◆ **Material for this task**

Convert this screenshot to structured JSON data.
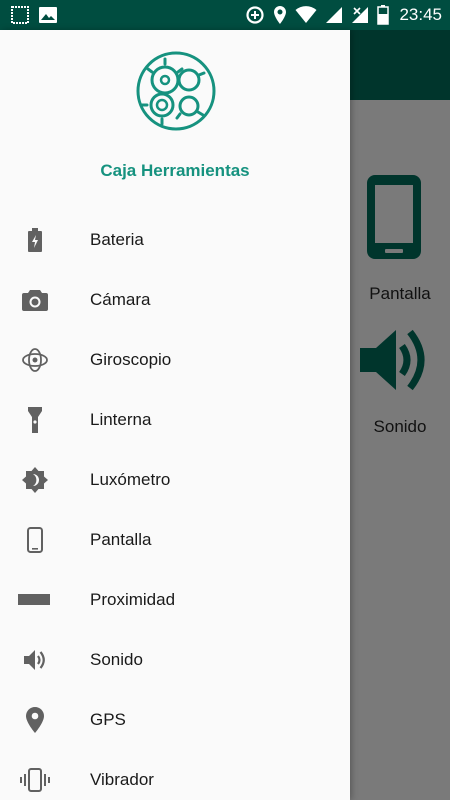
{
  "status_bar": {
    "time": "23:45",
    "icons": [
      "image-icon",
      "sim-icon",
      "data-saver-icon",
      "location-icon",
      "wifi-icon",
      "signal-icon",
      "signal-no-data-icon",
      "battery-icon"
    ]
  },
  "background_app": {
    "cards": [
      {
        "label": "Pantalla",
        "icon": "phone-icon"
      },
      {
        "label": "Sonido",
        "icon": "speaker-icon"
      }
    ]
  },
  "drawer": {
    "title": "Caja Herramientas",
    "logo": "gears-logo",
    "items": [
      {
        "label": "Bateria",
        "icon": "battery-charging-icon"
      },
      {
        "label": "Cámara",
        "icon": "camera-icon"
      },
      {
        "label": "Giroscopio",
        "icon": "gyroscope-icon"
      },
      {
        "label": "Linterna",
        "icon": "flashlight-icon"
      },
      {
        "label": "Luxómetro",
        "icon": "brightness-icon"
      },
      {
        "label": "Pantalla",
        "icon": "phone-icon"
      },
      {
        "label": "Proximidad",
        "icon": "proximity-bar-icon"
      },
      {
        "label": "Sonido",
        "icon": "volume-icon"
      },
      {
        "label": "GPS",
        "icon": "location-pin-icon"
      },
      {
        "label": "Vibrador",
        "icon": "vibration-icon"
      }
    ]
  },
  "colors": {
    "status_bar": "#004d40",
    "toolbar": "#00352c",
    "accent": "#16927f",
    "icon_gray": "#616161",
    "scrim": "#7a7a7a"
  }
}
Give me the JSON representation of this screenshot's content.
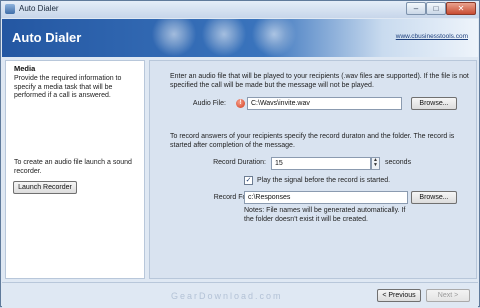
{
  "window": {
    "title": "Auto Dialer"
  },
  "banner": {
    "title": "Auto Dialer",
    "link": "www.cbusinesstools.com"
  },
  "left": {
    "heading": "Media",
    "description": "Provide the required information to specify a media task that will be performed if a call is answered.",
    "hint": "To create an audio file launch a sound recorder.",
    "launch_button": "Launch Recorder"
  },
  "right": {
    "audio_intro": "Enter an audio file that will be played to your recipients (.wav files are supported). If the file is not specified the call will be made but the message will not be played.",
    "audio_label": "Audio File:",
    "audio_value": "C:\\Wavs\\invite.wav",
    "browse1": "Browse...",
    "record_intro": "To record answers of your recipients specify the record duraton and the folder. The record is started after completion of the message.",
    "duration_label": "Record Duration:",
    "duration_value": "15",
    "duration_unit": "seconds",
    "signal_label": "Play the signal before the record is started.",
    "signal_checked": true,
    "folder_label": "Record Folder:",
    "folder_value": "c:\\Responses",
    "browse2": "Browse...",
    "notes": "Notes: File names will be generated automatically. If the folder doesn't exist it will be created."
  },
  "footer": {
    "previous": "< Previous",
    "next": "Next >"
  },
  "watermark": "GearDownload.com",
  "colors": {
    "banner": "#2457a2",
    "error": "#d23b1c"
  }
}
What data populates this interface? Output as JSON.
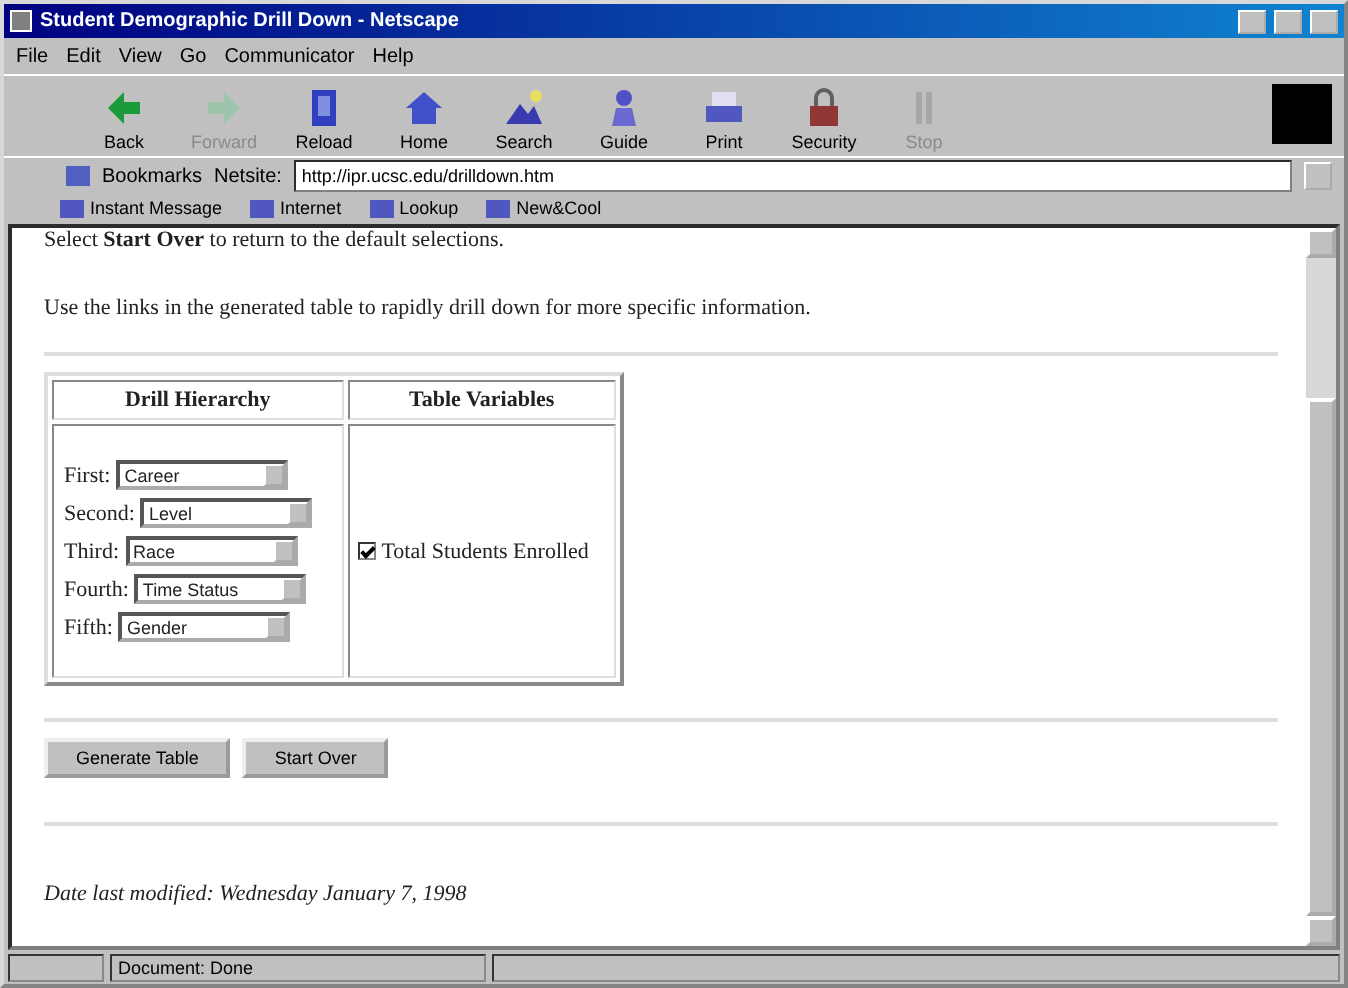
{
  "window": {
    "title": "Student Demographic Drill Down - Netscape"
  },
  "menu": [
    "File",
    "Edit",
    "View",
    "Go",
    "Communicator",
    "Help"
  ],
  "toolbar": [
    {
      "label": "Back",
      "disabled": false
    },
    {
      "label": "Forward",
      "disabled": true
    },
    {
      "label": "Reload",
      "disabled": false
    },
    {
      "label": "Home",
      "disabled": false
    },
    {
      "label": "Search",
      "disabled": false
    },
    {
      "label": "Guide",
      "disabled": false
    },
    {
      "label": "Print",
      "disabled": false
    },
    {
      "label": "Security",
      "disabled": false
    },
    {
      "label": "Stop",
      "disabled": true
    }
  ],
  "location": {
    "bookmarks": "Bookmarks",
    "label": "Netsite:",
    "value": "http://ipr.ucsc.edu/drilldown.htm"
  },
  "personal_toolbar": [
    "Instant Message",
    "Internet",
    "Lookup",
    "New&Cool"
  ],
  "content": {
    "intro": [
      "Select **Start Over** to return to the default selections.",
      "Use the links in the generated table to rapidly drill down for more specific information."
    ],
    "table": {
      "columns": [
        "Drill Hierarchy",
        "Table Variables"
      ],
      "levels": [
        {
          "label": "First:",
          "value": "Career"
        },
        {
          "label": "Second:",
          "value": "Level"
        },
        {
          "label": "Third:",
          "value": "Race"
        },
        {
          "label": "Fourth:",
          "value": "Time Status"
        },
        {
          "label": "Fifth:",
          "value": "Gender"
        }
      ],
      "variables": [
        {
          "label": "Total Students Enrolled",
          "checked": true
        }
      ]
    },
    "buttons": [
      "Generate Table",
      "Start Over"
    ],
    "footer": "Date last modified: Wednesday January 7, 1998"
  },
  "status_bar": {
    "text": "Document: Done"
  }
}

--

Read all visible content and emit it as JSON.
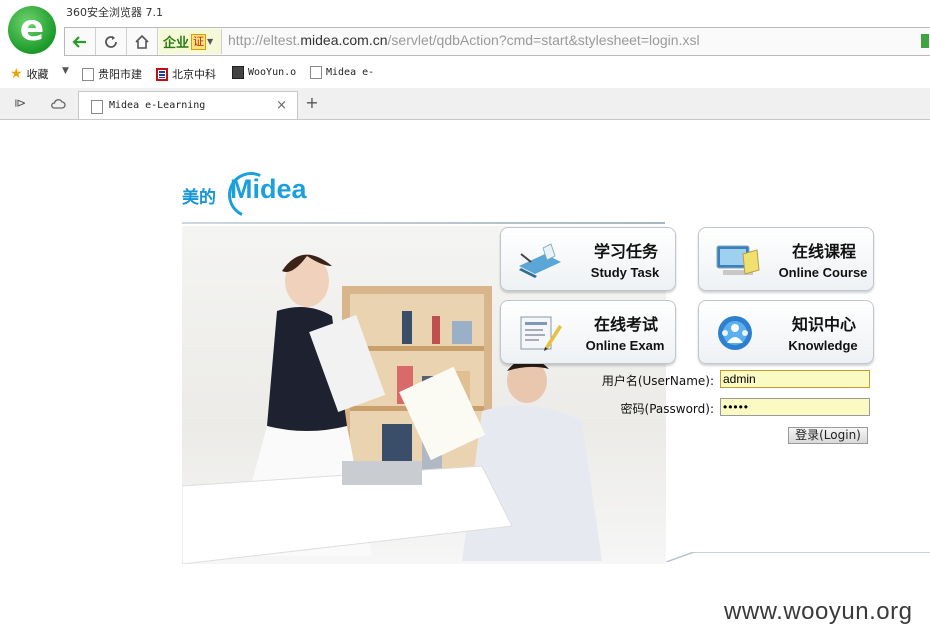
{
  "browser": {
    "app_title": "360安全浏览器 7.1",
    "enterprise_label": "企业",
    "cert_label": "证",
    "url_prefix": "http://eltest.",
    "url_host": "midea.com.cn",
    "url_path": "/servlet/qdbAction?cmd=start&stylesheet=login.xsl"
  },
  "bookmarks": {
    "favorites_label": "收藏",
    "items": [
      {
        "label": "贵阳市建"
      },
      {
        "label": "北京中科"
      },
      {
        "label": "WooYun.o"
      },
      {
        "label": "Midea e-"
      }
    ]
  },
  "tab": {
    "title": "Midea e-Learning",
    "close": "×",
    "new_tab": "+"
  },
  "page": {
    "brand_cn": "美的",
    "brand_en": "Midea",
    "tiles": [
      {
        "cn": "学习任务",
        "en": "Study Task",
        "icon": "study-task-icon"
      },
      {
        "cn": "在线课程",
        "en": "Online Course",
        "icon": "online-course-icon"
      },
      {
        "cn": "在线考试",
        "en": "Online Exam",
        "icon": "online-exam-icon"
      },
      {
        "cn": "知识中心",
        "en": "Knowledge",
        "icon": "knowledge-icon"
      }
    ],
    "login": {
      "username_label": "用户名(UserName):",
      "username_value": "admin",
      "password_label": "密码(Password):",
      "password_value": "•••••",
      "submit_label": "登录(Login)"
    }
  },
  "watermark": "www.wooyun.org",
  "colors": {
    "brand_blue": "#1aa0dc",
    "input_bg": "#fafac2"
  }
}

◆ **Request**
Return each full line of the entries that contains the word "data".

◆ **Solution to this problem**
Convert this screenshot to structured JSON data.
      "data-saver-icon",
      "signal-no-data-icon",
What data populates this interface? Output as JSON.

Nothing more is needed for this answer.